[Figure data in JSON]

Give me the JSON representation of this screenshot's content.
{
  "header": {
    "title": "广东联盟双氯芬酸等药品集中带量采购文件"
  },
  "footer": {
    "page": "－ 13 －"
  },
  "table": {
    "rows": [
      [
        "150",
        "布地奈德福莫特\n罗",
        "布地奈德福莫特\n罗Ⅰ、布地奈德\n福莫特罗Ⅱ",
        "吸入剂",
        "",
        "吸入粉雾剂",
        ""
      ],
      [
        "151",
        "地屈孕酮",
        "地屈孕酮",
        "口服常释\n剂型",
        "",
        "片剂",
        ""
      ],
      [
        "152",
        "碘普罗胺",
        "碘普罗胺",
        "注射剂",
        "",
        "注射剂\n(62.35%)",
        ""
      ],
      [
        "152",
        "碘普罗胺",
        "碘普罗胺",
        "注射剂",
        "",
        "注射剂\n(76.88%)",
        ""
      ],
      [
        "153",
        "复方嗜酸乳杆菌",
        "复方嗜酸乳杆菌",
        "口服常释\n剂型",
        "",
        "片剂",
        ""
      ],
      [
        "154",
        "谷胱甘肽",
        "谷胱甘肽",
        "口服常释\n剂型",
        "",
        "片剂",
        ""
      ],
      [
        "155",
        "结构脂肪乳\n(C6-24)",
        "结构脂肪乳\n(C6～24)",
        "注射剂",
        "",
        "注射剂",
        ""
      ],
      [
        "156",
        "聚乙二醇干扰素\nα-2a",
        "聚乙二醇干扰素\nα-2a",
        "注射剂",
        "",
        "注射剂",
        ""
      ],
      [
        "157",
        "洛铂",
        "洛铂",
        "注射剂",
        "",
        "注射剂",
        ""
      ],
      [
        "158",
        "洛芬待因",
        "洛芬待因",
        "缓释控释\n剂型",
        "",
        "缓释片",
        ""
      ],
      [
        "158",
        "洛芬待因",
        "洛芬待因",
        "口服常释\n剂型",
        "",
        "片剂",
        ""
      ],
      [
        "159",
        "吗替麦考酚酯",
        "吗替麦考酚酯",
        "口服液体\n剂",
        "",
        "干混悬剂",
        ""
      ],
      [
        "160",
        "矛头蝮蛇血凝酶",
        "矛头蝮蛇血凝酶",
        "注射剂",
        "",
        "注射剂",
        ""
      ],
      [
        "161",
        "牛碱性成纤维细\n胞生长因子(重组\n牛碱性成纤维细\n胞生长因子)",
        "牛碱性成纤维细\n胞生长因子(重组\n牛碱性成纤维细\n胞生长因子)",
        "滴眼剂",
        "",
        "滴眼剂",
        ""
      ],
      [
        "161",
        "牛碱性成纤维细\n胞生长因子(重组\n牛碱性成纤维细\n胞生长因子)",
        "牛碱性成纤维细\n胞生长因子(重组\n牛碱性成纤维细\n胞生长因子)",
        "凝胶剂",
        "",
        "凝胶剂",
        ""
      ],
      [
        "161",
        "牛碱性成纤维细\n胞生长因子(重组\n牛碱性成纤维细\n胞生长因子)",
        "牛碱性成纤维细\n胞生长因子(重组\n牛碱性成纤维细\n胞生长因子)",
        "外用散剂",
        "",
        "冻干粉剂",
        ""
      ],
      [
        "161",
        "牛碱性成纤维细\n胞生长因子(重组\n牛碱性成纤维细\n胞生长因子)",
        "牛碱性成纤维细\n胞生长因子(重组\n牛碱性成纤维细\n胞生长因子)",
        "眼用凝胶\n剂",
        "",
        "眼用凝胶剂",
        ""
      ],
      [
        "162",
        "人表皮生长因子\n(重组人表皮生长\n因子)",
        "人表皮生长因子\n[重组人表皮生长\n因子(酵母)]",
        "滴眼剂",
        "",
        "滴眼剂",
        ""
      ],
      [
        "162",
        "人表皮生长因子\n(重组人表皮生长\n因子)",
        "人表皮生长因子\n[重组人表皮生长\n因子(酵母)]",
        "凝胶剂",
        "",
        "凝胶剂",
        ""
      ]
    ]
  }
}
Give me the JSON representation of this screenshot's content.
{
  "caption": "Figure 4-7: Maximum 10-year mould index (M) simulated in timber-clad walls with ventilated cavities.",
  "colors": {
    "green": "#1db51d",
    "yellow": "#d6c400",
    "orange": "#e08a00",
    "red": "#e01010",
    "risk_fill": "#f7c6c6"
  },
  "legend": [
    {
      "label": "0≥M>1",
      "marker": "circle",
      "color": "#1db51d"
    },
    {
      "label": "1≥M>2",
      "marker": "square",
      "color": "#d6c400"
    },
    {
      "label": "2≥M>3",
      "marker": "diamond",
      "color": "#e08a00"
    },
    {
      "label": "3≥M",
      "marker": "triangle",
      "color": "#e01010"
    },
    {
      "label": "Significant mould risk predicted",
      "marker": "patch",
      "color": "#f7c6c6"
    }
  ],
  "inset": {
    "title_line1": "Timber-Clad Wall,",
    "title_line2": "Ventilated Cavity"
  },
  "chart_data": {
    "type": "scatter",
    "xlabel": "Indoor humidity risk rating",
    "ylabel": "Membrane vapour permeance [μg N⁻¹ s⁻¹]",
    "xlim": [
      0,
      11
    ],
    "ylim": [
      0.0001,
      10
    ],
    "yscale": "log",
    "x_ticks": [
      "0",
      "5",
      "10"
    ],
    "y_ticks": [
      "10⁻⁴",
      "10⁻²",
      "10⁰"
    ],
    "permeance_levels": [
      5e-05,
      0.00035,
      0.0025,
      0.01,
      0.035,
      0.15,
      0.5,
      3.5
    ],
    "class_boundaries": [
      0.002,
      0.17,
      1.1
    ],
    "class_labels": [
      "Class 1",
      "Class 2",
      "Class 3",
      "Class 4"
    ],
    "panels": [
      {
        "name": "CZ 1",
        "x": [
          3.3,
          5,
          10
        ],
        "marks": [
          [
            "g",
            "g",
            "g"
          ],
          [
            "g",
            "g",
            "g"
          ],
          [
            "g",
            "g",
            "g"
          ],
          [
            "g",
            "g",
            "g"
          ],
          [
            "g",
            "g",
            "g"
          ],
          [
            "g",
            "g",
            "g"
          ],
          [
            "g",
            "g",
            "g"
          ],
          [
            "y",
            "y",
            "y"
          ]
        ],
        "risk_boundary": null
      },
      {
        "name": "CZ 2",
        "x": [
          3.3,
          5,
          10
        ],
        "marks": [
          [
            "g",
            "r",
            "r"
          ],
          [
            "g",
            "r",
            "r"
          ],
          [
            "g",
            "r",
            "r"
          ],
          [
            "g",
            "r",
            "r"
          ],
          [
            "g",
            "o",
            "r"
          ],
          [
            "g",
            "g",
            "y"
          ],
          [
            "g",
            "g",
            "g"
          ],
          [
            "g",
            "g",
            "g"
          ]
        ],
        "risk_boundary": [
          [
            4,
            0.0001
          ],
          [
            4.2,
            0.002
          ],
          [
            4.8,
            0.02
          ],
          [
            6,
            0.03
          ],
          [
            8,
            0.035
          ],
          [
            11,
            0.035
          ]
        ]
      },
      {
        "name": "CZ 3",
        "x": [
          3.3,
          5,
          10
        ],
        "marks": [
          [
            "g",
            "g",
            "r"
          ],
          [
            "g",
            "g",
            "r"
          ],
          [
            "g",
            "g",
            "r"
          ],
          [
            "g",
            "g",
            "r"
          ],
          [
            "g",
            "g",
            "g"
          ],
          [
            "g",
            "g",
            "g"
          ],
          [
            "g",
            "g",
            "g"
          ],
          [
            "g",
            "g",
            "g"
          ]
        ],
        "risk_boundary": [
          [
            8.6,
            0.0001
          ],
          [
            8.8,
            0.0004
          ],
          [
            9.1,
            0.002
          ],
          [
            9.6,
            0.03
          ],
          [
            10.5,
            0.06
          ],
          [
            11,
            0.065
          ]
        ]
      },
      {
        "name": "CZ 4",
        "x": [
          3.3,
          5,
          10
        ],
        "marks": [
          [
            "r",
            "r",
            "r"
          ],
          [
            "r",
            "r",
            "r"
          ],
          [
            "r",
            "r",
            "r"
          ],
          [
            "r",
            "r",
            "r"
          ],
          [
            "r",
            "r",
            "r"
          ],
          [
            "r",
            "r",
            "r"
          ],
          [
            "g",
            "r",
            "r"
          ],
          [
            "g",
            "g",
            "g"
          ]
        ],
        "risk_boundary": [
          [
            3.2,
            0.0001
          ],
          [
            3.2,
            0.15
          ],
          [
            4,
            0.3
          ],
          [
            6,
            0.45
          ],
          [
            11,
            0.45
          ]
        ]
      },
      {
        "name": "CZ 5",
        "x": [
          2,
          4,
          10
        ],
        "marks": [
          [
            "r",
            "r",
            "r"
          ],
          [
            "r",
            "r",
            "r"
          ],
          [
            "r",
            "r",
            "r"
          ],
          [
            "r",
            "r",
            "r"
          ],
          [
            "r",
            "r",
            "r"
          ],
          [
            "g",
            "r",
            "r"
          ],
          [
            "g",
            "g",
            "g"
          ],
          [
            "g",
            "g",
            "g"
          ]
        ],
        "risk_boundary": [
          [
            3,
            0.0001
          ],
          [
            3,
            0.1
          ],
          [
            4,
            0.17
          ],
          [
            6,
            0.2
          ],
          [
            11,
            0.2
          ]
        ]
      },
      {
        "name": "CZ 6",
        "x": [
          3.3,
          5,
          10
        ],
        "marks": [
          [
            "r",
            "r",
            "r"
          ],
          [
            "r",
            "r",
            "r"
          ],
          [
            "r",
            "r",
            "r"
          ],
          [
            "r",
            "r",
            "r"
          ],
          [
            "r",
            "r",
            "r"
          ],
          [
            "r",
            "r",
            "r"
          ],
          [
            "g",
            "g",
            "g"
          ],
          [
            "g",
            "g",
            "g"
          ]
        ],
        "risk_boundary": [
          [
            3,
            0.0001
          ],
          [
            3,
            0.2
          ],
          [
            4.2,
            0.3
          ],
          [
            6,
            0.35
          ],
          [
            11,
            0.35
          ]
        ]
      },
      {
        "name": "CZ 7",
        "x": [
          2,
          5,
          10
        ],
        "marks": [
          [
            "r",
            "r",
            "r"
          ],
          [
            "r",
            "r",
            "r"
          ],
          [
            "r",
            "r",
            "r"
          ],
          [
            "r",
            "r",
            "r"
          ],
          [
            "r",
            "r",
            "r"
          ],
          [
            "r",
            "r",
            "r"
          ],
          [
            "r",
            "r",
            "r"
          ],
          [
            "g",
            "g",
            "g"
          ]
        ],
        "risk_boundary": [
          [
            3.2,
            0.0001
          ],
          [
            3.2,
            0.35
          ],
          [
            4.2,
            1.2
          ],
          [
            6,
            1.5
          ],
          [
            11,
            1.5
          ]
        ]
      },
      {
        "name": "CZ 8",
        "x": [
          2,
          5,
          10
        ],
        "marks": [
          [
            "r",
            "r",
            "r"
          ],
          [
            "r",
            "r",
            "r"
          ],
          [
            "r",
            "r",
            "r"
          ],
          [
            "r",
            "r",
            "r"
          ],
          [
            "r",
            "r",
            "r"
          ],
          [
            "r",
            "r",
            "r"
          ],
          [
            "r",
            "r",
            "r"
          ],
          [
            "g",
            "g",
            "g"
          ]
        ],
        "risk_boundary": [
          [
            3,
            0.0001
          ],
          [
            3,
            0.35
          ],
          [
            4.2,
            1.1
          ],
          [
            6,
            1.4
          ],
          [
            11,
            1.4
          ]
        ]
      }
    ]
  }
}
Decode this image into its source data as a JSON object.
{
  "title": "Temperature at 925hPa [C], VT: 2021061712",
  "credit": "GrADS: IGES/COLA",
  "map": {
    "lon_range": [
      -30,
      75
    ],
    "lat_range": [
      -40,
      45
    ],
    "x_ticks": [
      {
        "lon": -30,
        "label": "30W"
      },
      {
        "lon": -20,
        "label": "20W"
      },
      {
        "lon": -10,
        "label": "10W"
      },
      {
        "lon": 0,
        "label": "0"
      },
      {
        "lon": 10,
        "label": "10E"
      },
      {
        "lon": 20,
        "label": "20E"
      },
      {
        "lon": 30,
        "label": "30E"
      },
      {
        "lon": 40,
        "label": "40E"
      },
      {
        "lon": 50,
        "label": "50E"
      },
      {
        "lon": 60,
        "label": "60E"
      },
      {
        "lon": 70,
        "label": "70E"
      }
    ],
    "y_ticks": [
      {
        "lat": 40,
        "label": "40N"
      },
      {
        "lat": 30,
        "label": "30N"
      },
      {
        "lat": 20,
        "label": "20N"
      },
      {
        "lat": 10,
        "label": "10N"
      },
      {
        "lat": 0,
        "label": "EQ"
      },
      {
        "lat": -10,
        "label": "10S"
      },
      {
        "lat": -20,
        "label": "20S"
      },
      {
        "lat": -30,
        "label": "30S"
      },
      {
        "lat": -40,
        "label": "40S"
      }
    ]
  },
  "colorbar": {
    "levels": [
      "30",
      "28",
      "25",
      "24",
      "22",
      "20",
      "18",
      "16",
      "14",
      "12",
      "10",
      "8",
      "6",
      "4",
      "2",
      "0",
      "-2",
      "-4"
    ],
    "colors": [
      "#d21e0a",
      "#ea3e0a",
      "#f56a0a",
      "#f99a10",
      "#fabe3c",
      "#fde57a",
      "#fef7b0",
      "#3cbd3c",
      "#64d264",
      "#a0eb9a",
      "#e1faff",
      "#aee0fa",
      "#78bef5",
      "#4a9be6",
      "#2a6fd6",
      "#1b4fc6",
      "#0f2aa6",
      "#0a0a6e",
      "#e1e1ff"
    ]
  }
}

Written problem:
Report only the number of lines that hold the word "marker".

Correct answer:
5